DIRECTIONS FOR THIS TASK -> The records below are to be reproduced exactly, with the pictures left out.

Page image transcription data
■ ■ ■
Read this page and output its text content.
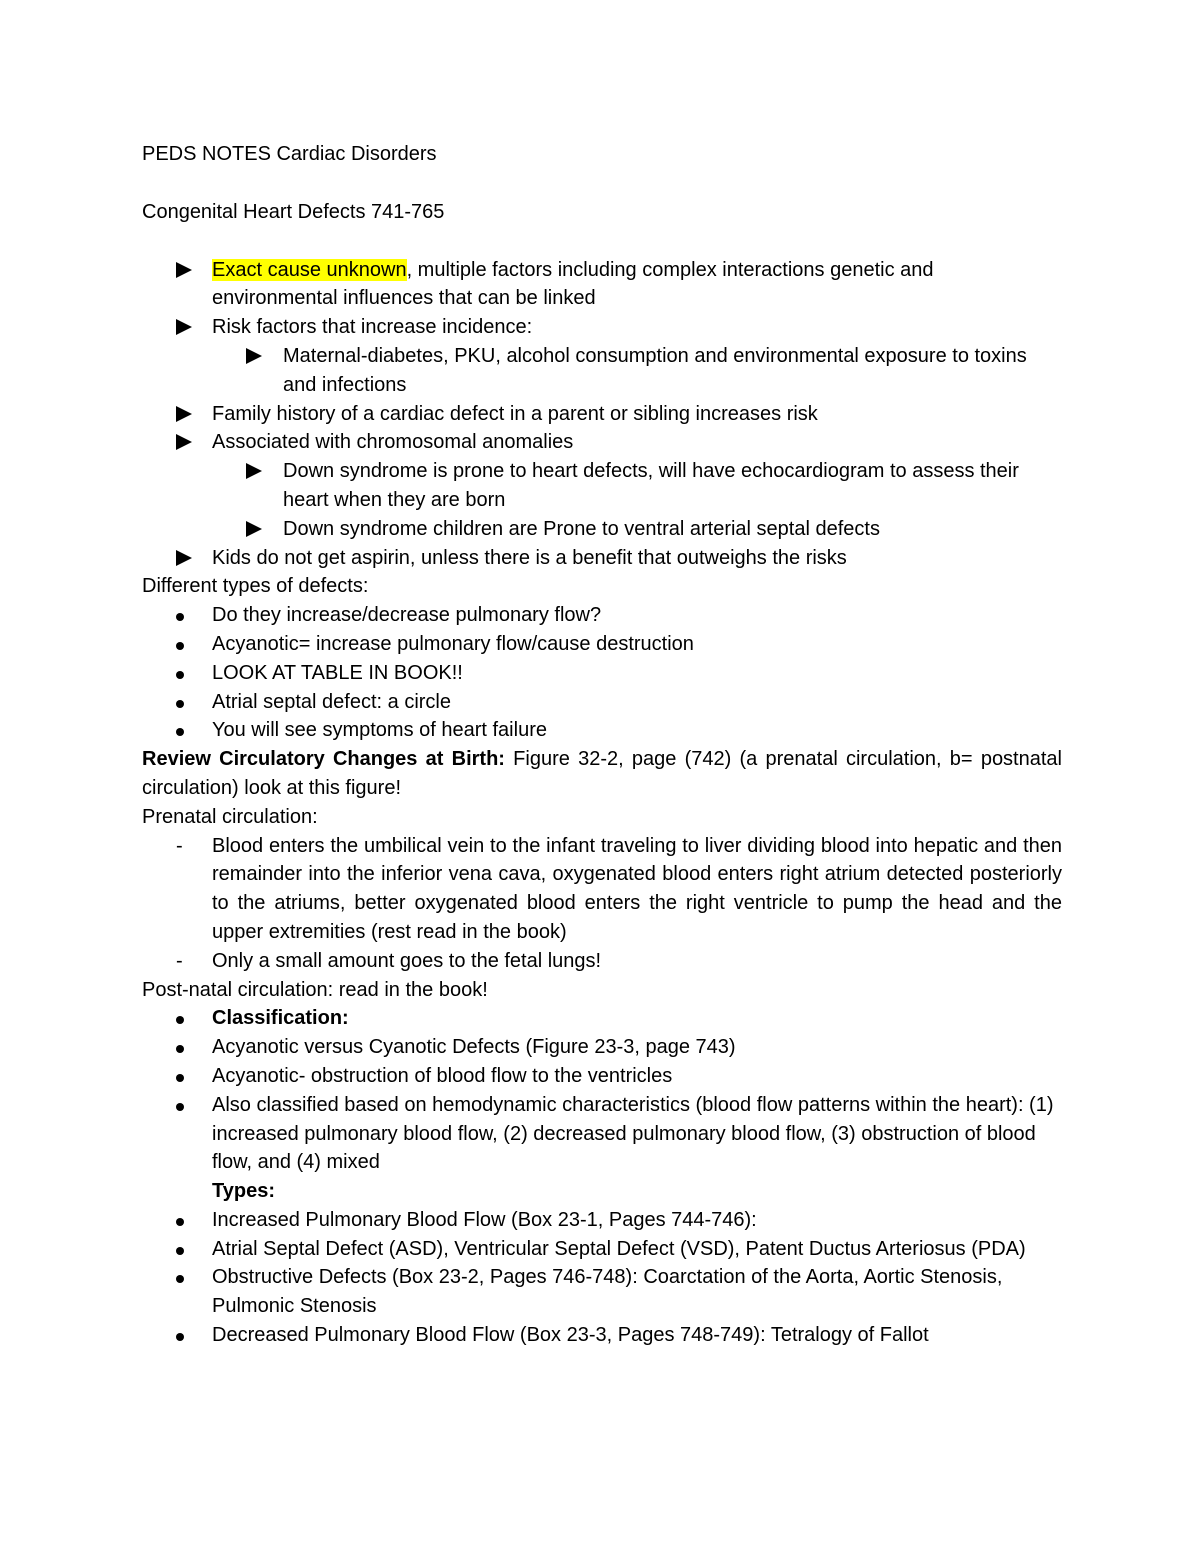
PEDS NOTES Cardiac Disorders

Congenital Heart Defects 741-765

Exact cause unknown, multiple factors including complex interactions genetic and environmental influences that can be linked
Risk factors that increase incidence:
Maternal-diabetes, PKU, alcohol consumption and environmental exposure to toxins and infections
Family history of a cardiac defect in a parent or sibling increases risk
Associated with chromosomal anomalies
Down syndrome is prone to heart defects, will have echocardiogram to assess their heart when they are born
Down syndrome children are Prone to ventral arterial septal defects
Kids do not get aspirin, unless there is a benefit that outweighs the risks

Different types of defects:

Do they increase/decrease pulmonary flow?
Acyanotic= increase pulmonary flow/cause destruction
LOOK AT TABLE IN BOOK!!
Atrial septal defect: a circle
You will see symptoms of heart failure

Review Circulatory Changes at Birth: Figure 32-2, page (742) (a prenatal circulation, b= postnatal circulation) look at this figure!

Prenatal circulation:

-	Blood enters the umbilical vein to the infant traveling to liver dividing blood into hepatic and then remainder into the inferior vena cava, oxygenated blood enters right atrium detected posteriorly to the atriums, better oxygenated blood enters the right ventricle to pump the head and the upper extremities (rest read in the book)
-	Only a small amount goes to the fetal lungs!

Post-natal circulation: read in the book!

Classification:
Acyanotic versus Cyanotic Defects (Figure 23-3, page 743)
Acyanotic- obstruction of blood flow to the ventricles
Also classified based on hemodynamic characteristics (blood flow patterns within the heart): (1) increased pulmonary blood flow, (2) decreased pulmonary blood flow, (3) obstruction of blood flow, and (4) mixed

Types:

Increased Pulmonary Blood Flow (Box 23-1, Pages 744-746):
Atrial Septal Defect (ASD), Ventricular Septal Defect (VSD), Patent Ductus Arteriosus (PDA)
Obstructive Defects (Box 23-2, Pages 746-748): Coarctation of the Aorta, Aortic Stenosis, Pulmonic Stenosis
Decreased Pulmonary Blood Flow (Box 23-3, Pages 748-749): Tetralogy of Fallot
■ ■ ■
ANSWER TO THE PROBLEM ->
Read this page and output its text content.
PEDS NOTES Cardiac Disorders

Congenital Heart Defects 741-765

Exact cause unknown, multiple factors including complex interactions genetic and environmental influences that can be linked
Risk factors that increase incidence:
Maternal-diabetes, PKU, alcohol consumption and environmental exposure to toxins and infections
Family history of a cardiac defect in a parent or sibling increases risk
Associated with chromosomal anomalies
Down syndrome is prone to heart defects, will have echocardiogram to assess their heart when they are born
Down syndrome children are Prone to ventral arterial septal defects
Kids do not get aspirin, unless there is a benefit that outweighs the risks

Different types of defects:

Do they increase/decrease pulmonary flow?
Acyanotic= increase pulmonary flow/cause destruction
LOOK AT TABLE IN BOOK!!
Atrial septal defect: a circle
You will see symptoms of heart failure

Review Circulatory Changes at Birth: Figure 32-2, page (742) (a prenatal circulation, b= postnatal circulation) look at this figure!

Prenatal circulation:

-	Blood enters the umbilical vein to the infant traveling to liver dividing blood into hepatic and then remainder into the inferior vena cava, oxygenated blood enters right atrium detected posteriorly to the atriums, better oxygenated blood enters the right ventricle to pump the head and the upper extremities (rest read in the book)
-	Only a small amount goes to the fetal lungs!

Post-natal circulation: read in the book!

Classification:
Acyanotic versus Cyanotic Defects (Figure 23-3, page 743)
Acyanotic- obstruction of blood flow to the ventricles
Also classified based on hemodynamic characteristics (blood flow patterns within the heart): (1) increased pulmonary blood flow, (2) decreased pulmonary blood flow, (3) obstruction of blood flow, and (4) mixed

Types:

Increased Pulmonary Blood Flow (Box 23-1, Pages 744-746):
Atrial Septal Defect (ASD), Ventricular Septal Defect (VSD), Patent Ductus Arteriosus (PDA)
Obstructive Defects (Box 23-2, Pages 746-748): Coarctation of the Aorta, Aortic Stenosis, Pulmonic Stenosis
Decreased Pulmonary Blood Flow (Box 23-3, Pages 748-749): Tetralogy of Fallot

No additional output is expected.